▶ Teks Bacaan:
______________________________
Perawatan jamur tiram pun cukup mudah karena hanya dengan disiram air bersih setiap hari, hingga jamur berwarna putih tumbuh di setiap bag log. Dalam waktu satu bulan, jamur sudah bisa dipanen. Jamur itu terus muncul sampai empat hingga lima bulan berikutnya, sebelum kemudian bag log harus diganti baru.
Jamur putih yang dipanen sekitar lima kilogram setiap hari itu lalu dijual ke tetangganya Rp 8.000 per kilogram. Ternyata minat para tetangga membeli jamur tiram yang dipakai membuat sayuran cukup tinggi.
Banyaknya peminat itulah yang mendorong Wiwik dan Tri menambah jumlah bag log sampai akhirnya tahun 2007 sebanyak 1.000 bag log dibudidayakan di kumbung. Hasilnya, setiap hari mereka panen sampai 30 kilogram jamur putih.
Namun, banyaknya jamur putih yang dipanen itu justru membingungkan Wiwik dan Tri. Pasalnya, dari 30 kilogram hasil setiap hari, hanya sekitar 5 sampai 10 kilogram yang bisa terjual. Sisanya, menumpuk di gudang, tak ada pembelinya.
Dari situlah Tri lalu berpikir mengolah jamur tiram menjadi keripik, dengan harapan jamur tiram akan bisa terjual semuanya dan memiliki nilai tambah. Meski ide ini cukup bagus ternyata tidak mudah diwujudkan. Minimnya pengalaman membuat keripik Jamur tiram menjadi permasalahan tersendiri.Serangkaian percobaan membuat keripik jamur tiram tidak kunjung berhasil, Ada yang keripiknya melempem, ada yang rasanya enggak enak dan lain-lain. Meski demikian mereka tetap gigih dan tidak putus asa dalam melakukan percobaan dalam menemukan formula yang pas dalam membuat kerikipik Jamur tiram.
Sampai pada percobaan memasak ke-10, Tri dan Wiwik menemukan takaran yang pas. Jamur tiram yang digoreng dengan dicampur tepung terasa gurih dan enak rasanya.Dengan pegangan ”resep rahasia” itu, keduanya memasak sekitar lima kilogram jamur untuk dijadikan keripik. Ada dua jenis keripik yang dijual, keripik berkualitas baik dijual Rp 70.000 per kilogram. Keripik yang nomor dua dijual Rp 1.250 per kemasan kecil.
______________________________
▶ Bahan yang Diberikan:
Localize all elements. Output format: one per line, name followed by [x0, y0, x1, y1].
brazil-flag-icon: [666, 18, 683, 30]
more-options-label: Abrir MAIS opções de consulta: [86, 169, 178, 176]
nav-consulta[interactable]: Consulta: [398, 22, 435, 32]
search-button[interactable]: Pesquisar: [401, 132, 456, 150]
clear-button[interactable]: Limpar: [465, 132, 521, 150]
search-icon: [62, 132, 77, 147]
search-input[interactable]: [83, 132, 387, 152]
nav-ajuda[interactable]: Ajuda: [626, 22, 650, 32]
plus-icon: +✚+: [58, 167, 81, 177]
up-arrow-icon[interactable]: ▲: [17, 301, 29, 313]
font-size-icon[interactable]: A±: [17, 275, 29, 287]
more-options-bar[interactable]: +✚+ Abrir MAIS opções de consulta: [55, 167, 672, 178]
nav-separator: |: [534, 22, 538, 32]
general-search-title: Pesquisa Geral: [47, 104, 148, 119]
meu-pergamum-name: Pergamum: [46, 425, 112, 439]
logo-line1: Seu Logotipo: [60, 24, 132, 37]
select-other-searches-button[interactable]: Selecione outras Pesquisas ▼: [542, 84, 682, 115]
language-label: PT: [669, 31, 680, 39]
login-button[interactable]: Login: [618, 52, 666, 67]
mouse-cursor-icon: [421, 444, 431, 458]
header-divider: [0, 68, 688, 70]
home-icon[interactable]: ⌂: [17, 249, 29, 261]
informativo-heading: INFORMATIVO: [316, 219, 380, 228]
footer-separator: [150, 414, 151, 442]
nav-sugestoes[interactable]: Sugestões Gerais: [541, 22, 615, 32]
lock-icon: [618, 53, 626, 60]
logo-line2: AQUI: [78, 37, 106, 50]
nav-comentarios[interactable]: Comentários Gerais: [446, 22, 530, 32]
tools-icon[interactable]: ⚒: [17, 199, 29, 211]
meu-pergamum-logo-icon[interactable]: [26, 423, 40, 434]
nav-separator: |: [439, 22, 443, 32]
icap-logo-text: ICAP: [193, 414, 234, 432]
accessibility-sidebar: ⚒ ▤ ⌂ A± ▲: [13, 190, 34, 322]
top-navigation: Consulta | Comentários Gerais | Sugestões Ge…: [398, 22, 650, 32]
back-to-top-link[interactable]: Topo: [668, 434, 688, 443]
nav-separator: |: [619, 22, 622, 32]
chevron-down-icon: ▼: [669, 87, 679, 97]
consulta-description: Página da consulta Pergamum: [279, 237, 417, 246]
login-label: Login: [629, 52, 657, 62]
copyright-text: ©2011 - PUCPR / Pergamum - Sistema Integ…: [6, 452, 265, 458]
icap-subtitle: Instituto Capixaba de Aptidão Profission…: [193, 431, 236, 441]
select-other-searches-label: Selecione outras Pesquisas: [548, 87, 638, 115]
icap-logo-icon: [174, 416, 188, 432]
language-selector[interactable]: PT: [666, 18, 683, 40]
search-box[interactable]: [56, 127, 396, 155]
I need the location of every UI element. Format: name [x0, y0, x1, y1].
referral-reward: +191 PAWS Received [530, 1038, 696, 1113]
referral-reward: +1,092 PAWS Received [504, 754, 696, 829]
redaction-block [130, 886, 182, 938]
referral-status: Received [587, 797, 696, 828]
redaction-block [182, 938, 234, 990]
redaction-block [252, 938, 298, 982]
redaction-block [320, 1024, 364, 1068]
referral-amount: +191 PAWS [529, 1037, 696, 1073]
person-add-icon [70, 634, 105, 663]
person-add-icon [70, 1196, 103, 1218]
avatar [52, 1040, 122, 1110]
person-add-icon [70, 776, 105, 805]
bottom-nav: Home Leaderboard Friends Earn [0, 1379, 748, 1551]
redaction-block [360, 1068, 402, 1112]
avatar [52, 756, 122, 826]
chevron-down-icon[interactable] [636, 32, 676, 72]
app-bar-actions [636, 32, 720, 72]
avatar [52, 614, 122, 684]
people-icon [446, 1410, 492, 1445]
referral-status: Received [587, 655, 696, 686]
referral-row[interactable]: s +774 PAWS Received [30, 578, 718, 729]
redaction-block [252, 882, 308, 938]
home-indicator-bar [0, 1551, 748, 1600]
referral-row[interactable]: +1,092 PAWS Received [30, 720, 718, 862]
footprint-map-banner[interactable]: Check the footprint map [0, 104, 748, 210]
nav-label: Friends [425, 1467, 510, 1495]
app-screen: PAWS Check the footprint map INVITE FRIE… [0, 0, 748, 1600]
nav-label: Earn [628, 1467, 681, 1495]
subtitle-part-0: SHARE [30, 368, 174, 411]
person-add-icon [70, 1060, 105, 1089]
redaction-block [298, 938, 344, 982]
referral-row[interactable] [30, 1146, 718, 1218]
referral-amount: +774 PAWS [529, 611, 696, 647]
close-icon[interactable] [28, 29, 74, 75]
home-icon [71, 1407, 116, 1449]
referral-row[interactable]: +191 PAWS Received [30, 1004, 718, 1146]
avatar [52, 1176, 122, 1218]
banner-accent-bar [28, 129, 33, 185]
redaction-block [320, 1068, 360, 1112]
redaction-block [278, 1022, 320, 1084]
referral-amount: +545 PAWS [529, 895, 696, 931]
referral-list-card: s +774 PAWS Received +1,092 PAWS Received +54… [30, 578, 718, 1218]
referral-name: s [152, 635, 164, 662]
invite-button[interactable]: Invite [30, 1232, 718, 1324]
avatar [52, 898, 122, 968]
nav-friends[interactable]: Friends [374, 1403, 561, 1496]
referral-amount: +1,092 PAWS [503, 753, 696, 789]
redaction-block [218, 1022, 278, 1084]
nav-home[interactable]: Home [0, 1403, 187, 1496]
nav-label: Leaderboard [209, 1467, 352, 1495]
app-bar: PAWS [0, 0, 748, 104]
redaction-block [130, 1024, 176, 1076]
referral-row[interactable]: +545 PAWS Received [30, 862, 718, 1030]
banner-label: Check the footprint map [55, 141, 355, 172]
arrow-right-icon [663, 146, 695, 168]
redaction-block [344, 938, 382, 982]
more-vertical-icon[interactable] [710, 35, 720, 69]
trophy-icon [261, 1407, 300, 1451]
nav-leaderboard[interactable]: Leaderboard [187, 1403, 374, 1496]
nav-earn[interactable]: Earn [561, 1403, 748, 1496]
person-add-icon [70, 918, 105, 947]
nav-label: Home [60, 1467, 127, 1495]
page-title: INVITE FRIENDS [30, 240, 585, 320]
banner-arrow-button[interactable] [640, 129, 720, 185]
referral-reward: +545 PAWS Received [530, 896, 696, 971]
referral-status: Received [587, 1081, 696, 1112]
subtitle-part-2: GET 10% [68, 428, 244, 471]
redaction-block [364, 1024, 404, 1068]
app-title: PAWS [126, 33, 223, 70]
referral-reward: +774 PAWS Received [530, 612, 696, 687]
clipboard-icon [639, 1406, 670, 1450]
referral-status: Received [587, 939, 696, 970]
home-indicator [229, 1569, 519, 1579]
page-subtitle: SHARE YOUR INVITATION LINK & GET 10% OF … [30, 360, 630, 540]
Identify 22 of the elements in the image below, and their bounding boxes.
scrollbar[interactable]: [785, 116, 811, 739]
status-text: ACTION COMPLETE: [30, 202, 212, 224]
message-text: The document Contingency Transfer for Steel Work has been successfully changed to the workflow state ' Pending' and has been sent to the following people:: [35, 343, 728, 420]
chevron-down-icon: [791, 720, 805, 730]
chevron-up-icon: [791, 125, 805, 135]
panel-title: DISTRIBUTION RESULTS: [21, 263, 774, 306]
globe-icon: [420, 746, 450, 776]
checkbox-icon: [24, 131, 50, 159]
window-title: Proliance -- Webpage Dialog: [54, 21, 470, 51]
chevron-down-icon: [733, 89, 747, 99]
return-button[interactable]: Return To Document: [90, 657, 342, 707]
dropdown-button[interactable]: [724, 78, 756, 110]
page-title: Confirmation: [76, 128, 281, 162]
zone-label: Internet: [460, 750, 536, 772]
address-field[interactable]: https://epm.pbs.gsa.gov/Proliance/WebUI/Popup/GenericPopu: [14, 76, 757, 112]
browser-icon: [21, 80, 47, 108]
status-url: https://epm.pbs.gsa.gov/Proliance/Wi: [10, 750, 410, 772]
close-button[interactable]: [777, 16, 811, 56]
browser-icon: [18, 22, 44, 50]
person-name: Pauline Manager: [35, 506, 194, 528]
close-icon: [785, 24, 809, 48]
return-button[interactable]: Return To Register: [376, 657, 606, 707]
______________________________
▶ Soal A:
Dalam teks bacaan, berapa harga jual keripik jamur tiram berkualitas baik per kilogram?
▶ Soal B:
Berdasarkan teks bacaan, terangkan alasan Tri memutuskan mengolah jamur tiram menjadi keripik.

▶ Jawaban yang Diharapkan A:
Rp 70.000 per kilogram.

▶ Jawaban yang Diharapkan B:
Dari 30 kilogram jamur yang dipanen setiap hari, hanya sekitar 5 sampai 10 kilogram yang terjual, sedangkan sisanya menumpuk di gudang tanpa pembeli. Tri berharap dengan dijadikan keripik, jamur tiram bisa terjual semuanya dan memiliki nilai tambah.